(Stored data entries)
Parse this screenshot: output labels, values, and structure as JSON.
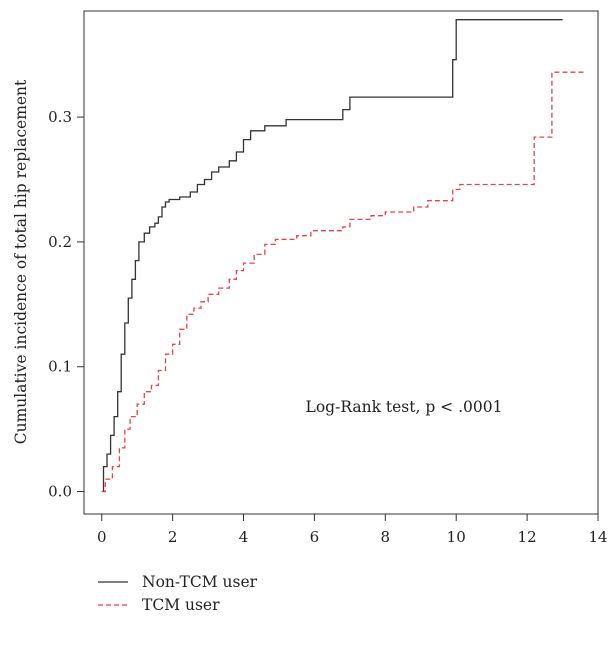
{
  "chart_data": {
    "type": "line",
    "title": "",
    "xlabel": "",
    "ylabel": "Cumulative incidence of total hip replacement",
    "xlim": [
      -0.5,
      14.0
    ],
    "ylim": [
      -0.018,
      0.385
    ],
    "xticks": [
      0,
      2,
      4,
      6,
      8,
      10,
      12,
      14
    ],
    "xtick_labels": [
      "0",
      "2",
      "4",
      "6",
      "8",
      "10",
      "12",
      "14"
    ],
    "yticks": [
      0.0,
      0.1,
      0.2,
      0.3
    ],
    "ytick_labels": [
      "0.0",
      "0.1",
      "0.2",
      "0.3"
    ],
    "annotation": "Log-Rank test, p < .0001",
    "legend_position": "bottom-left, below plot",
    "series": [
      {
        "name": "Non-TCM user",
        "color": "#333333",
        "style": "solid",
        "points": [
          [
            0.0,
            0.0
          ],
          [
            0.05,
            0.02
          ],
          [
            0.15,
            0.03
          ],
          [
            0.25,
            0.045
          ],
          [
            0.35,
            0.06
          ],
          [
            0.45,
            0.08
          ],
          [
            0.55,
            0.11
          ],
          [
            0.65,
            0.135
          ],
          [
            0.75,
            0.155
          ],
          [
            0.85,
            0.17
          ],
          [
            0.95,
            0.185
          ],
          [
            1.05,
            0.2
          ],
          [
            1.2,
            0.207
          ],
          [
            1.35,
            0.212
          ],
          [
            1.5,
            0.215
          ],
          [
            1.6,
            0.22
          ],
          [
            1.7,
            0.228
          ],
          [
            1.8,
            0.232
          ],
          [
            1.9,
            0.234
          ],
          [
            2.2,
            0.236
          ],
          [
            2.5,
            0.24
          ],
          [
            2.7,
            0.246
          ],
          [
            2.9,
            0.25
          ],
          [
            3.1,
            0.256
          ],
          [
            3.3,
            0.26
          ],
          [
            3.6,
            0.265
          ],
          [
            3.8,
            0.272
          ],
          [
            4.0,
            0.282
          ],
          [
            4.2,
            0.289
          ],
          [
            4.6,
            0.293
          ],
          [
            5.2,
            0.298
          ],
          [
            5.8,
            0.298
          ],
          [
            6.8,
            0.306
          ],
          [
            7.0,
            0.316
          ],
          [
            9.8,
            0.316
          ],
          [
            9.9,
            0.346
          ],
          [
            10.0,
            0.378
          ],
          [
            13.0,
            0.378
          ]
        ]
      },
      {
        "name": "TCM user",
        "color": "#e8434a",
        "style": "dashed",
        "points": [
          [
            0.0,
            0.0
          ],
          [
            0.1,
            0.01
          ],
          [
            0.3,
            0.02
          ],
          [
            0.5,
            0.035
          ],
          [
            0.65,
            0.05
          ],
          [
            0.8,
            0.06
          ],
          [
            1.0,
            0.07
          ],
          [
            1.2,
            0.08
          ],
          [
            1.4,
            0.085
          ],
          [
            1.6,
            0.097
          ],
          [
            1.8,
            0.11
          ],
          [
            2.0,
            0.118
          ],
          [
            2.2,
            0.13
          ],
          [
            2.4,
            0.142
          ],
          [
            2.6,
            0.147
          ],
          [
            2.8,
            0.152
          ],
          [
            3.0,
            0.158
          ],
          [
            3.3,
            0.163
          ],
          [
            3.6,
            0.17
          ],
          [
            3.8,
            0.177
          ],
          [
            4.0,
            0.183
          ],
          [
            4.3,
            0.19
          ],
          [
            4.6,
            0.198
          ],
          [
            4.9,
            0.202
          ],
          [
            5.5,
            0.205
          ],
          [
            5.9,
            0.209
          ],
          [
            6.8,
            0.212
          ],
          [
            7.0,
            0.218
          ],
          [
            7.6,
            0.221
          ],
          [
            8.0,
            0.224
          ],
          [
            8.8,
            0.228
          ],
          [
            9.2,
            0.233
          ],
          [
            9.9,
            0.242
          ],
          [
            10.1,
            0.246
          ],
          [
            12.1,
            0.246
          ],
          [
            12.2,
            0.284
          ],
          [
            12.7,
            0.336
          ],
          [
            13.6,
            0.336
          ]
        ]
      }
    ]
  }
}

WRITTEN INSTRUCTION: Exact duplication of all the records is required; pictures are omitted from the copy.

EXERCISE RESULT:
Parse this screenshot: output labels, values, and structure as JSON.
{
  "chart_data": {
    "type": "line",
    "title": "",
    "xlabel": "",
    "ylabel": "Cumulative incidence of total hip replacement",
    "xlim": [
      -0.5,
      14.0
    ],
    "ylim": [
      -0.018,
      0.385
    ],
    "xticks": [
      0,
      2,
      4,
      6,
      8,
      10,
      12,
      14
    ],
    "xtick_labels": [
      "0",
      "2",
      "4",
      "6",
      "8",
      "10",
      "12",
      "14"
    ],
    "yticks": [
      0.0,
      0.1,
      0.2,
      0.3
    ],
    "ytick_labels": [
      "0.0",
      "0.1",
      "0.2",
      "0.3"
    ],
    "annotation": "Log-Rank test, p < .0001",
    "legend_position": "bottom-left, below plot",
    "series": [
      {
        "name": "Non-TCM user",
        "color": "#333333",
        "style": "solid",
        "points": [
          [
            0.0,
            0.0
          ],
          [
            0.05,
            0.02
          ],
          [
            0.15,
            0.03
          ],
          [
            0.25,
            0.045
          ],
          [
            0.35,
            0.06
          ],
          [
            0.45,
            0.08
          ],
          [
            0.55,
            0.11
          ],
          [
            0.65,
            0.135
          ],
          [
            0.75,
            0.155
          ],
          [
            0.85,
            0.17
          ],
          [
            0.95,
            0.185
          ],
          [
            1.05,
            0.2
          ],
          [
            1.2,
            0.207
          ],
          [
            1.35,
            0.212
          ],
          [
            1.5,
            0.215
          ],
          [
            1.6,
            0.22
          ],
          [
            1.7,
            0.228
          ],
          [
            1.8,
            0.232
          ],
          [
            1.9,
            0.234
          ],
          [
            2.2,
            0.236
          ],
          [
            2.5,
            0.24
          ],
          [
            2.7,
            0.246
          ],
          [
            2.9,
            0.25
          ],
          [
            3.1,
            0.256
          ],
          [
            3.3,
            0.26
          ],
          [
            3.6,
            0.265
          ],
          [
            3.8,
            0.272
          ],
          [
            4.0,
            0.282
          ],
          [
            4.2,
            0.289
          ],
          [
            4.6,
            0.293
          ],
          [
            5.2,
            0.298
          ],
          [
            5.8,
            0.298
          ],
          [
            6.8,
            0.306
          ],
          [
            7.0,
            0.316
          ],
          [
            9.8,
            0.316
          ],
          [
            9.9,
            0.346
          ],
          [
            10.0,
            0.378
          ],
          [
            13.0,
            0.378
          ]
        ]
      },
      {
        "name": "TCM user",
        "color": "#e8434a",
        "style": "dashed",
        "points": [
          [
            0.0,
            0.0
          ],
          [
            0.1,
            0.01
          ],
          [
            0.3,
            0.02
          ],
          [
            0.5,
            0.035
          ],
          [
            0.65,
            0.05
          ],
          [
            0.8,
            0.06
          ],
          [
            1.0,
            0.07
          ],
          [
            1.2,
            0.08
          ],
          [
            1.4,
            0.085
          ],
          [
            1.6,
            0.097
          ],
          [
            1.8,
            0.11
          ],
          [
            2.0,
            0.118
          ],
          [
            2.2,
            0.13
          ],
          [
            2.4,
            0.142
          ],
          [
            2.6,
            0.147
          ],
          [
            2.8,
            0.152
          ],
          [
            3.0,
            0.158
          ],
          [
            3.3,
            0.163
          ],
          [
            3.6,
            0.17
          ],
          [
            3.8,
            0.177
          ],
          [
            4.0,
            0.183
          ],
          [
            4.3,
            0.19
          ],
          [
            4.6,
            0.198
          ],
          [
            4.9,
            0.202
          ],
          [
            5.5,
            0.205
          ],
          [
            5.9,
            0.209
          ],
          [
            6.8,
            0.212
          ],
          [
            7.0,
            0.218
          ],
          [
            7.6,
            0.221
          ],
          [
            8.0,
            0.224
          ],
          [
            8.8,
            0.228
          ],
          [
            9.2,
            0.233
          ],
          [
            9.9,
            0.242
          ],
          [
            10.1,
            0.246
          ],
          [
            12.1,
            0.246
          ],
          [
            12.2,
            0.284
          ],
          [
            12.7,
            0.336
          ],
          [
            13.6,
            0.336
          ]
        ]
      }
    ]
  }
}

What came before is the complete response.